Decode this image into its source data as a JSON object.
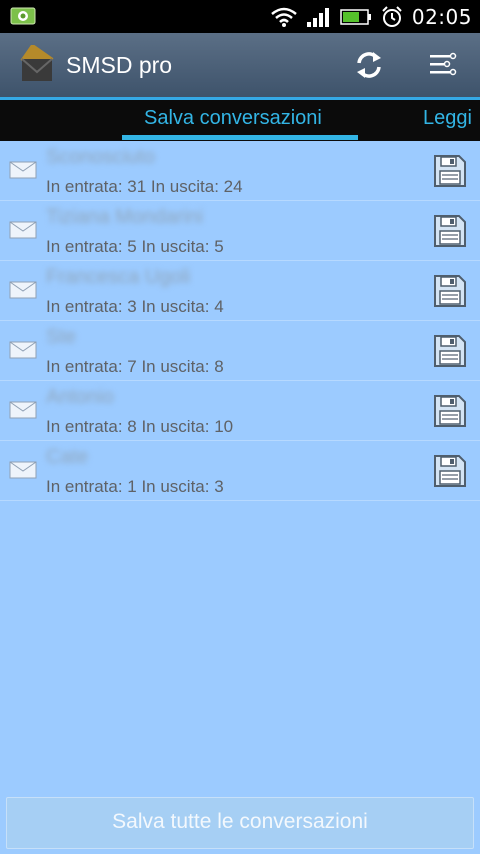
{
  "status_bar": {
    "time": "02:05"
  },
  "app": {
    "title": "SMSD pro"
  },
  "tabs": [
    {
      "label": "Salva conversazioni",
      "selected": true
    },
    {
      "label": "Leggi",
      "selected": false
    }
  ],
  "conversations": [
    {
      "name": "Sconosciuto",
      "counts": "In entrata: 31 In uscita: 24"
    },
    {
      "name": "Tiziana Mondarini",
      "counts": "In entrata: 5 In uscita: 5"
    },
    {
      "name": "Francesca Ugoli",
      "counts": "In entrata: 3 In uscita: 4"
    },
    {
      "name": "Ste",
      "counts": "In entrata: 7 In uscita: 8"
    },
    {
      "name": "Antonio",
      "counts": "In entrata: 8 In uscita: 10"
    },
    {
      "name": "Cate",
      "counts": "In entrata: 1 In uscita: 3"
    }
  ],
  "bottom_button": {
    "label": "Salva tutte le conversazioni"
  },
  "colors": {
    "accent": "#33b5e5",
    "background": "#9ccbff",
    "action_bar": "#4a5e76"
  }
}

━━━━

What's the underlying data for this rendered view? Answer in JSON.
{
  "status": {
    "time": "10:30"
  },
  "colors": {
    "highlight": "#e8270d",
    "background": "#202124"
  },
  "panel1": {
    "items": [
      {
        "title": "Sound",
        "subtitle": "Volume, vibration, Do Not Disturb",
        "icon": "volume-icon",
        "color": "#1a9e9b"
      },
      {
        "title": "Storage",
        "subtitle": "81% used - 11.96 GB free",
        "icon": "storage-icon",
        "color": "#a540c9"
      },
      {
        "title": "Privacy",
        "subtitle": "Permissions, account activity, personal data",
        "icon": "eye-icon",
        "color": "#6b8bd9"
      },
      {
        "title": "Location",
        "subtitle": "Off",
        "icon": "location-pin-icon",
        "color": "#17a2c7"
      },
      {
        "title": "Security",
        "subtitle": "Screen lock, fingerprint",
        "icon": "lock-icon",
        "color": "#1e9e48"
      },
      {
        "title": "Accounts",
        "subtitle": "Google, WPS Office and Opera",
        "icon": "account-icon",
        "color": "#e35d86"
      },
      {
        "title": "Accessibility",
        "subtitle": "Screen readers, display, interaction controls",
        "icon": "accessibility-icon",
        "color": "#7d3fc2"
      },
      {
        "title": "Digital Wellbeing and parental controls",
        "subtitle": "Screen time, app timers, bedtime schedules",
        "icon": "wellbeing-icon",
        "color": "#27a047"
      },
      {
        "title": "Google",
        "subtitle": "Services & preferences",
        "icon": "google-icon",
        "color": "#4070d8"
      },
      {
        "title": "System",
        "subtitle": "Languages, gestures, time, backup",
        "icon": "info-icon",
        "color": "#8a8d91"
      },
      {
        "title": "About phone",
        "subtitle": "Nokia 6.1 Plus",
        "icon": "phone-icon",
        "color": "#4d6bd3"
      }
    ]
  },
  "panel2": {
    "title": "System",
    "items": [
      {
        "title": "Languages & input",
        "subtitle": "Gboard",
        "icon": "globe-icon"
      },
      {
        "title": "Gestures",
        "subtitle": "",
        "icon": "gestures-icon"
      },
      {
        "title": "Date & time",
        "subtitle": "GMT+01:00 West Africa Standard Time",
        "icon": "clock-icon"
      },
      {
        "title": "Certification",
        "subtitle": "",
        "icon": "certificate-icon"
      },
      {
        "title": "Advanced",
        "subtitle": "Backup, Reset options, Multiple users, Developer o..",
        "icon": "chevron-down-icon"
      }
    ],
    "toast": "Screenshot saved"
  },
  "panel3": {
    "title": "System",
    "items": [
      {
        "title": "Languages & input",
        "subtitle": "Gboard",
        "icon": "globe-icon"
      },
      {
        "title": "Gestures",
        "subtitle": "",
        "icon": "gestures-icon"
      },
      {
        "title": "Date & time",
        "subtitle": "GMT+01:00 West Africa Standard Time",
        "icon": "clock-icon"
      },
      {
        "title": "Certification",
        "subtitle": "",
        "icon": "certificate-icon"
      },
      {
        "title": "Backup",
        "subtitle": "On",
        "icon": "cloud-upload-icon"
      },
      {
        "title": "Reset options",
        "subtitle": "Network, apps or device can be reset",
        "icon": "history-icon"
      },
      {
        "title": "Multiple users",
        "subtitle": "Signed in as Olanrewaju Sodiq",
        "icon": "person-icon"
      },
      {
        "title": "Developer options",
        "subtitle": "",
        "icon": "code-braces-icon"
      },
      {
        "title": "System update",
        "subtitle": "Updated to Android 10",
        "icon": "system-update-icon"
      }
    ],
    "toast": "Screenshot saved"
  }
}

━━━━

Among the records above, how many lines carry the string "Multiple"? Reply with the number alone.

2